Lay out the records from their start through the line containing "author-avatar[interactable] [63, 245, 100, 282]" as a Markdown table with the columns Row and Line. Number each row and leave out any blank lines.
>> begin Supplied information
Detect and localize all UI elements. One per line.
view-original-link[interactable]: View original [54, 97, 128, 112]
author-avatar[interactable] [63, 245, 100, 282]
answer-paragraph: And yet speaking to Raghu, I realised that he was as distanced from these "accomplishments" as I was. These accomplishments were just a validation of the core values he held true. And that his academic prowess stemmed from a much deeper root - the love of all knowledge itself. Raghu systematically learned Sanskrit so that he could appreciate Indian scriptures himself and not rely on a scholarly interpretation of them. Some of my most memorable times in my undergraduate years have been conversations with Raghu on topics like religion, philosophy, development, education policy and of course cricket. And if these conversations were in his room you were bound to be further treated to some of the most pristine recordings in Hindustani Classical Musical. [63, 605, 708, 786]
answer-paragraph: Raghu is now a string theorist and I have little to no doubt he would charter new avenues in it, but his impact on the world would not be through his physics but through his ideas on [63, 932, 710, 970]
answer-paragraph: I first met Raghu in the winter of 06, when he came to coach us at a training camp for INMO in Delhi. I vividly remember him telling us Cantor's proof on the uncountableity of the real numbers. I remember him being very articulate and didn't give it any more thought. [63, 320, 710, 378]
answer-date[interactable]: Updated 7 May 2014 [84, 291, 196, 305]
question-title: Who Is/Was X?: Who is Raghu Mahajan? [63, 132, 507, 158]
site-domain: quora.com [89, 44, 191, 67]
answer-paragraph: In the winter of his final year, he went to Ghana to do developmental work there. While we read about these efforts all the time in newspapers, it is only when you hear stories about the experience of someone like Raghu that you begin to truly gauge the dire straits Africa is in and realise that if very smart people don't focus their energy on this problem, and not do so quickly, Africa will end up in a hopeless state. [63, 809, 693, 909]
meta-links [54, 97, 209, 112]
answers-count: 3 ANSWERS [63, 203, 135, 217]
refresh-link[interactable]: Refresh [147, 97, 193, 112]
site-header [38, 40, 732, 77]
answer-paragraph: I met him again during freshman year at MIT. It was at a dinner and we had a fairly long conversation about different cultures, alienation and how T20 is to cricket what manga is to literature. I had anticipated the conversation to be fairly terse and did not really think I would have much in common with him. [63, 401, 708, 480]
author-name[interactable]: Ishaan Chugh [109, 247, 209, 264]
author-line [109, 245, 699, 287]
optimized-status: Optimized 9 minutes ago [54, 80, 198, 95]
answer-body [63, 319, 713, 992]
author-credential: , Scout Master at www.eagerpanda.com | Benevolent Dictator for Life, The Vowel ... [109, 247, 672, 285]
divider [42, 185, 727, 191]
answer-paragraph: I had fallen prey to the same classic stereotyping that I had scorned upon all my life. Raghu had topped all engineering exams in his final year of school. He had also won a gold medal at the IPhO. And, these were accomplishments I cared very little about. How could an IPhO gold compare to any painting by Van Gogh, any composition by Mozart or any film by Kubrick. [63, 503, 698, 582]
>> end Supplied information
• _Completed task_:
| Row | Line |
|---|---|
| 1 | Detect and localize all UI elements. One per line. |
| 2 | view-original-link[interactable]: View original [54, 97, 128, 112] |
| 3 | author-avatar[interactable] [63, 245, 100, 282] |